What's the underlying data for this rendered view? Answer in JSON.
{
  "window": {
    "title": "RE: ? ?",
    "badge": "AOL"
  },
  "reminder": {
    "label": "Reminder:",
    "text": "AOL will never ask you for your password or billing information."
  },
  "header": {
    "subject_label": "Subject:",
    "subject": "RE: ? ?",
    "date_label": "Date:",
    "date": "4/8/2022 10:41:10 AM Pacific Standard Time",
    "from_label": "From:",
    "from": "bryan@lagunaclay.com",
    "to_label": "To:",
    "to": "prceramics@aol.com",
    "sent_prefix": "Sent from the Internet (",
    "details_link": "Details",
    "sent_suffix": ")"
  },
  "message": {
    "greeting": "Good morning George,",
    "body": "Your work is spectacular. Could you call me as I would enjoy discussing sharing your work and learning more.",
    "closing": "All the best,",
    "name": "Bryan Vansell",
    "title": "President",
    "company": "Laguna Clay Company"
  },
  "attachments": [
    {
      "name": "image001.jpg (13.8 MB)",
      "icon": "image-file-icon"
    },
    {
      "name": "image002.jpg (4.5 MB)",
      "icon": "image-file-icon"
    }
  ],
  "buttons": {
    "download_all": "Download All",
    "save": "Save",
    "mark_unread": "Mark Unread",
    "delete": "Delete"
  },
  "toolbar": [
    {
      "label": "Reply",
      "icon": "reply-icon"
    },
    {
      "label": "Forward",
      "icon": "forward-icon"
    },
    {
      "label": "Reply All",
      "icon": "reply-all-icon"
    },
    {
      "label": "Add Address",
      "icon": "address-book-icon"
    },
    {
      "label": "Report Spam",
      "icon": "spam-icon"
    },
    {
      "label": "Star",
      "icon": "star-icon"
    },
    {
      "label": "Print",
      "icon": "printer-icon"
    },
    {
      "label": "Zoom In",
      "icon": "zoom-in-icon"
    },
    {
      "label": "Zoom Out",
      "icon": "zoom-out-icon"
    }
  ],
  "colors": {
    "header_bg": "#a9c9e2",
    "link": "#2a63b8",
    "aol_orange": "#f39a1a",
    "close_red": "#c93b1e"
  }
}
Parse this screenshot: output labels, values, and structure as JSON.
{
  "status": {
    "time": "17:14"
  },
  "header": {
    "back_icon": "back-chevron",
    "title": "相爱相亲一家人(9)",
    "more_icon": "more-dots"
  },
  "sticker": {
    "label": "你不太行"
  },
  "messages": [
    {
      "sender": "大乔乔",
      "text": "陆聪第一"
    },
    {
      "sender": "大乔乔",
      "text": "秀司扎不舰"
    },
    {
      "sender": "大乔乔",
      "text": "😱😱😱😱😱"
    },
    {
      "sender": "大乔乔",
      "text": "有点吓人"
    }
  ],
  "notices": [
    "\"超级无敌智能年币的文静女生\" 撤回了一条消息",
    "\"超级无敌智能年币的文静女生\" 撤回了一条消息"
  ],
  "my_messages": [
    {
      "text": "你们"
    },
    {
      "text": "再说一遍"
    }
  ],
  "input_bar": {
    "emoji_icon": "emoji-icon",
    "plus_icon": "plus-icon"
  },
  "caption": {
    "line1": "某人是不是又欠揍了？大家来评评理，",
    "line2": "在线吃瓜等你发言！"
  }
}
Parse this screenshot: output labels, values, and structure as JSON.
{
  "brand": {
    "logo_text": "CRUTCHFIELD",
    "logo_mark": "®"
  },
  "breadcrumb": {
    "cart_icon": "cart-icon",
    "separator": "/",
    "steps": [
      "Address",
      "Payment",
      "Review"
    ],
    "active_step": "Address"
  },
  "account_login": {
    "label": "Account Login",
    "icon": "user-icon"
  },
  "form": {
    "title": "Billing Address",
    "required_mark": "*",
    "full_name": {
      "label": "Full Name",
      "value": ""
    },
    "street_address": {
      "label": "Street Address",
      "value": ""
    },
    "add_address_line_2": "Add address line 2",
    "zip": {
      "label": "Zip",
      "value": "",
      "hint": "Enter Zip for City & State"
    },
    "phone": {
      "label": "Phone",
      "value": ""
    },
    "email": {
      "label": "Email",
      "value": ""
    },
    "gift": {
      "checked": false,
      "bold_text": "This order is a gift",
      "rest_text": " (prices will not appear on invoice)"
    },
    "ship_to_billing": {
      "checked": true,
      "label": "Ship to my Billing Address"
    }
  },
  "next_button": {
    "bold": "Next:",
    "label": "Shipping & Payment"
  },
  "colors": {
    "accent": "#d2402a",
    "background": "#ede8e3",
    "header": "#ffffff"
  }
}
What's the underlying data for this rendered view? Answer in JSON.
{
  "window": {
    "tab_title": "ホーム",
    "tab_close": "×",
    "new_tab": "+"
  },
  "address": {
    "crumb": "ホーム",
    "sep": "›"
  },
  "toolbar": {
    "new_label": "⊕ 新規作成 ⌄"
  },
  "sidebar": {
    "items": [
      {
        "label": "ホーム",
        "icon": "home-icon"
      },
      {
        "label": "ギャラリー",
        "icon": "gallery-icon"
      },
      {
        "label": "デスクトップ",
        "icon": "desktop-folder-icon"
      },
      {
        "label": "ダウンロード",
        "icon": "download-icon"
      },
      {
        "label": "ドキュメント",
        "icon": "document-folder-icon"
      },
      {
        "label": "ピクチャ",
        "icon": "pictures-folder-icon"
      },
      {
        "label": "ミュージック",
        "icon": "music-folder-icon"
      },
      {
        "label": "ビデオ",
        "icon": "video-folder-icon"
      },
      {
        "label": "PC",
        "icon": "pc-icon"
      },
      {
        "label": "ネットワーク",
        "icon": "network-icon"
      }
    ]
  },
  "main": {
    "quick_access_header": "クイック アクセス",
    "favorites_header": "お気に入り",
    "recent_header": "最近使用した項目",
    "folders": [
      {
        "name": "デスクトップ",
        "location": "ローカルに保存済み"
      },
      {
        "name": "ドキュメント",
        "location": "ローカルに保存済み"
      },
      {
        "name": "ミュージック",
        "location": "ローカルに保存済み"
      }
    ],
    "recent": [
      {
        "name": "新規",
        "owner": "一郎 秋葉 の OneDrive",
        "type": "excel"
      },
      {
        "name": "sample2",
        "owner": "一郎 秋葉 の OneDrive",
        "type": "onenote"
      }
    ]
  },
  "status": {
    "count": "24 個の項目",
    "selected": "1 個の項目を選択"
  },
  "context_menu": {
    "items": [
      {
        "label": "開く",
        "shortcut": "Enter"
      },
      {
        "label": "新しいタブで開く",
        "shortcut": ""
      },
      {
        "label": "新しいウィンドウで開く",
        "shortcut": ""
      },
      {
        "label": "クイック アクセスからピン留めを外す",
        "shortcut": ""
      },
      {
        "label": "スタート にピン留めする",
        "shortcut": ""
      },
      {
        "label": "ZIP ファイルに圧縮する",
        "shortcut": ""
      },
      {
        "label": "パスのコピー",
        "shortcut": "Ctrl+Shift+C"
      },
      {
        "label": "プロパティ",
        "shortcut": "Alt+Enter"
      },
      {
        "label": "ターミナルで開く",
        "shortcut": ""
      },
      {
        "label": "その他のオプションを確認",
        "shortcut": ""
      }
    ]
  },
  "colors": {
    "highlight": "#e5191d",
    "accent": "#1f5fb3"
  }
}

+++

Output the entries verbatim.

* _The reply_:
What's the underlying data for this rendered view? Answer in JSON.
{
  "window": {
    "title": "RE: ? ?",
    "badge": "AOL"
  },
  "reminder": {
    "label": "Reminder:",
    "text": "AOL will never ask you for your password or billing information."
  },
  "header": {
    "subject_label": "Subject:",
    "subject": "RE: ? ?",
    "date_label": "Date:",
    "date": "4/8/2022 10:41:10 AM Pacific Standard Time",
    "from_label": "From:",
    "from": "bryan@lagunaclay.com",
    "to_label": "To:",
    "to": "prceramics@aol.com",
    "sent_prefix": "Sent from the Internet (",
    "details_link": "Details",
    "sent_suffix": ")"
  },
  "message": {
    "greeting": "Good morning George,",
    "body": "Your work is spectacular. Could you call me as I would enjoy discussing sharing your work and learning more.",
    "closing": "All the best,",
    "name": "Bryan Vansell",
    "title": "President",
    "company": "Laguna Clay Company"
  },
  "attachments": [
    {
      "name": "image001.jpg (13.8 MB)",
      "icon": "image-file-icon"
    },
    {
      "name": "image002.jpg (4.5 MB)",
      "icon": "image-file-icon"
    }
  ],
  "buttons": {
    "download_all": "Download All",
    "save": "Save",
    "mark_unread": "Mark Unread",
    "delete": "Delete"
  },
  "toolbar": [
    {
      "label": "Reply",
      "icon": "reply-icon"
    },
    {
      "label": "Forward",
      "icon": "forward-icon"
    },
    {
      "label": "Reply All",
      "icon": "reply-all-icon"
    },
    {
      "label": "Add Address",
      "icon": "address-book-icon"
    },
    {
      "label": "Report Spam",
      "icon": "spam-icon"
    },
    {
      "label": "Star",
      "icon": "star-icon"
    },
    {
      "label": "Print",
      "icon": "printer-icon"
    },
    {
      "label": "Zoom In",
      "icon": "zoom-in-icon"
    },
    {
      "label": "Zoom Out",
      "icon": "zoom-out-icon"
    }
  ],
  "colors": {
    "header_bg": "#a9c9e2",
    "link": "#2a63b8",
    "aol_orange": "#f39a1a",
    "close_red": "#c93b1e"
  }
}
Parse this screenshot: output labels, values, and structure as JSON.
{
  "status": {
    "time": "17:14"
  },
  "header": {
    "back_icon": "back-chevron",
    "title": "相爱相亲一家人(9)",
    "more_icon": "more-dots"
  },
  "sticker": {
    "label": "你不太行"
  },
  "messages": [
    {
      "sender": "大乔乔",
      "text": "陆聪第一"
    },
    {
      "sender": "大乔乔",
      "text": "秀司扎不舰"
    },
    {
      "sender": "大乔乔",
      "text": "😱😱😱😱😱"
    },
    {
      "sender": "大乔乔",
      "text": "有点吓人"
    }
  ],
  "notices": [
    "\"超级无敌智能年币的文静女生\" 撤回了一条消息",
    "\"超级无敌智能年币的文静女生\" 撤回了一条消息"
  ],
  "my_messages": [
    {
      "text": "你们"
    },
    {
      "text": "再说一遍"
    }
  ],
  "input_bar": {
    "emoji_icon": "emoji-icon",
    "plus_icon": "plus-icon"
  },
  "caption": {
    "line1": "某人是不是又欠揍了？大家来评评理，",
    "line2": "在线吃瓜等你发言！"
  }
}
Parse this screenshot: output labels, values, and structure as JSON.
{
  "brand": {
    "logo_text": "CRUTCHFIELD",
    "logo_mark": "®"
  },
  "breadcrumb": {
    "cart_icon": "cart-icon",
    "separator": "/",
    "steps": [
      "Address",
      "Payment",
      "Review"
    ],
    "active_step": "Address"
  },
  "account_login": {
    "label": "Account Login",
    "icon": "user-icon"
  },
  "form": {
    "title": "Billing Address",
    "required_mark": "*",
    "full_name": {
      "label": "Full Name",
      "value": ""
    },
    "street_address": {
      "label": "Street Address",
      "value": ""
    },
    "add_address_line_2": "Add address line 2",
    "zip": {
      "label": "Zip",
      "value": "",
      "hint": "Enter Zip for City & State"
    },
    "phone": {
      "label": "Phone",
      "value": ""
    },
    "email": {
      "label": "Email",
      "value": ""
    },
    "gift": {
      "checked": false,
      "bold_text": "This order is a gift",
      "rest_text": " (prices will not appear on invoice)"
    },
    "ship_to_billing": {
      "checked": true,
      "label": "Ship to my Billing Address"
    }
  },
  "next_button": {
    "bold": "Next:",
    "label": "Shipping & Payment"
  },
  "colors": {
    "accent": "#d2402a",
    "background": "#ede8e3",
    "header": "#ffffff"
  }
}
What's the underlying data for this rendered view? Answer in JSON.
{
  "window": {
    "tab_title": "ホーム",
    "tab_close": "×",
    "new_tab": "+"
  },
  "address": {
    "crumb": "ホーム",
    "sep": "›"
  },
  "toolbar": {
    "new_label": "⊕ 新規作成 ⌄"
  },
  "sidebar": {
    "items": [
      {
        "label": "ホーム",
        "icon": "home-icon"
      },
      {
        "label": "ギャラリー",
        "icon": "gallery-icon"
      },
      {
        "label": "デスクトップ",
        "icon": "desktop-folder-icon"
      },
      {
        "label": "ダウンロード",
        "icon": "download-icon"
      },
      {
        "label": "ドキュメント",
        "icon": "document-folder-icon"
      },
      {
        "label": "ピクチャ",
        "icon": "pictures-folder-icon"
      },
      {
        "label": "ミュージック",
        "icon": "music-folder-icon"
      },
      {
        "label": "ビデオ",
        "icon": "video-folder-icon"
      },
      {
        "label": "PC",
        "icon": "pc-icon"
      },
      {
        "label": "ネットワーク",
        "icon": "network-icon"
      }
    ]
  },
  "main": {
    "quick_access_header": "クイック アクセス",
    "favorites_header": "お気に入り",
    "recent_header": "最近使用した項目",
    "folders": [
      {
        "name": "デスクトップ",
        "location": "ローカルに保存済み"
      },
      {
        "name": "ドキュメント",
        "location": "ローカルに保存済み"
      },
      {
        "name": "ミュージック",
        "location": "ローカルに保存済み"
      }
    ],
    "recent": [
      {
        "name": "新規",
        "owner": "一郎 秋葉 の OneDrive",
        "type": "excel"
      },
      {
        "name": "sample2",
        "owner": "一郎 秋葉 の OneDrive",
        "type": "onenote"
      }
    ]
  },
  "status": {
    "count": "24 個の項目",
    "selected": "1 個の項目を選択"
  },
  "context_menu": {
    "items": [
      {
        "label": "開く",
        "shortcut": "Enter"
      },
      {
        "label": "新しいタブで開く",
        "shortcut": ""
      },
      {
        "label": "新しいウィンドウで開く",
        "shortcut": ""
      },
      {
        "label": "クイック アクセスからピン留めを外す",
        "shortcut": ""
      },
      {
        "label": "スタート にピン留めする",
        "shortcut": ""
      },
      {
        "label": "ZIP ファイルに圧縮する",
        "shortcut": ""
      },
      {
        "label": "パスのコピー",
        "shortcut": "Ctrl+Shift+C"
      },
      {
        "label": "プロパティ",
        "shortcut": "Alt+Enter"
      },
      {
        "label": "ターミナルで開く",
        "shortcut": ""
      },
      {
        "label": "その他のオプションを確認",
        "shortcut": ""
      }
    ]
  },
  "colors": {
    "highlight": "#e5191d",
    "accent": "#1f5fb3"
  }
}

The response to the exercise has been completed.